What is required: From the data that follows, report how many lines hold the string "komputery", giving only the number.

Recorded data:
..........

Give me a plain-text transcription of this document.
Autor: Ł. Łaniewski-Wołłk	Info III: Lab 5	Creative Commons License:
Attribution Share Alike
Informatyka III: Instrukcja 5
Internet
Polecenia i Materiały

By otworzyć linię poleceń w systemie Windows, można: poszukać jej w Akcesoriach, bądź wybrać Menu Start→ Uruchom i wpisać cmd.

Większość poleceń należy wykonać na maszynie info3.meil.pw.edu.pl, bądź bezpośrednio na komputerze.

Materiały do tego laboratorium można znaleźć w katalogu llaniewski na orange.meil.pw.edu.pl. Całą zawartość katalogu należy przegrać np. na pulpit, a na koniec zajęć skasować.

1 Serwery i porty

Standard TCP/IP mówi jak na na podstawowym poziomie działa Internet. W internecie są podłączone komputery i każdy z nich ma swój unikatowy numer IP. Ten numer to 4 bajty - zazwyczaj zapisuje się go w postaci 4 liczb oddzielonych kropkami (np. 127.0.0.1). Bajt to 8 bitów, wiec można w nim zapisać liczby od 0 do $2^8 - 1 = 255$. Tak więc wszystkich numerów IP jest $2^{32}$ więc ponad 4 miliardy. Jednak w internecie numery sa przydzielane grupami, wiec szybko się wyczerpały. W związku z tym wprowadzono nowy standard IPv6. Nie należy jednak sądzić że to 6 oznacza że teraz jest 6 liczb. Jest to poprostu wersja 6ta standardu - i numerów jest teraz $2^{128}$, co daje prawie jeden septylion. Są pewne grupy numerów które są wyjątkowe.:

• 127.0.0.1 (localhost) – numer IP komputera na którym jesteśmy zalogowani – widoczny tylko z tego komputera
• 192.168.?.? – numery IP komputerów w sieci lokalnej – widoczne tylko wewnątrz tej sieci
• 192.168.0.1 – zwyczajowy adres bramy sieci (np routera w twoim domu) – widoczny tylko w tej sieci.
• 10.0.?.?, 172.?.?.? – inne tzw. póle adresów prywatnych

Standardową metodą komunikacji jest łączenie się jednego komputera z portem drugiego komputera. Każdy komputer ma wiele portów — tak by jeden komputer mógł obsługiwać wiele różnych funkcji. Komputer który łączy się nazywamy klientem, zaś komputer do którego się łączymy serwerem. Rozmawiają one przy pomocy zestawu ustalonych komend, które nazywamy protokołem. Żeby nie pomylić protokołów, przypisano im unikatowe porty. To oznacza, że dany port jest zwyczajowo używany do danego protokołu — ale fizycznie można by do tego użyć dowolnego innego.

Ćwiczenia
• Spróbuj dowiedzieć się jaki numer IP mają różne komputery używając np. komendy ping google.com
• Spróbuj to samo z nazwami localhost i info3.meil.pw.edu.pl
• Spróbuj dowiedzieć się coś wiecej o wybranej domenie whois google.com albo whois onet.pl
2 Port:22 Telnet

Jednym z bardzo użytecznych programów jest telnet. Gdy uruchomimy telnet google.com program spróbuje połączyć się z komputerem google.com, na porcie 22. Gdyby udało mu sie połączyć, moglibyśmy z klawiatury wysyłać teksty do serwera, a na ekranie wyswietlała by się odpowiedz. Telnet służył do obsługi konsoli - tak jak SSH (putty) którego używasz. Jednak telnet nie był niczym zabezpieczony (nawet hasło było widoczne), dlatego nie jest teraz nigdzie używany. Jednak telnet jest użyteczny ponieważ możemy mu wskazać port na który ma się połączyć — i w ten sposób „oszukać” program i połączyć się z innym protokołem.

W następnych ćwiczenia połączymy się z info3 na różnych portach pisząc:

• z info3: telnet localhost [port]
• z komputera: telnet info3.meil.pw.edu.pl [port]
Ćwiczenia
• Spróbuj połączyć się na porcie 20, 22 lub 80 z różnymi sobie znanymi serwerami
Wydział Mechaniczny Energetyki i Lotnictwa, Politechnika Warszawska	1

..........

Exercise answer: 2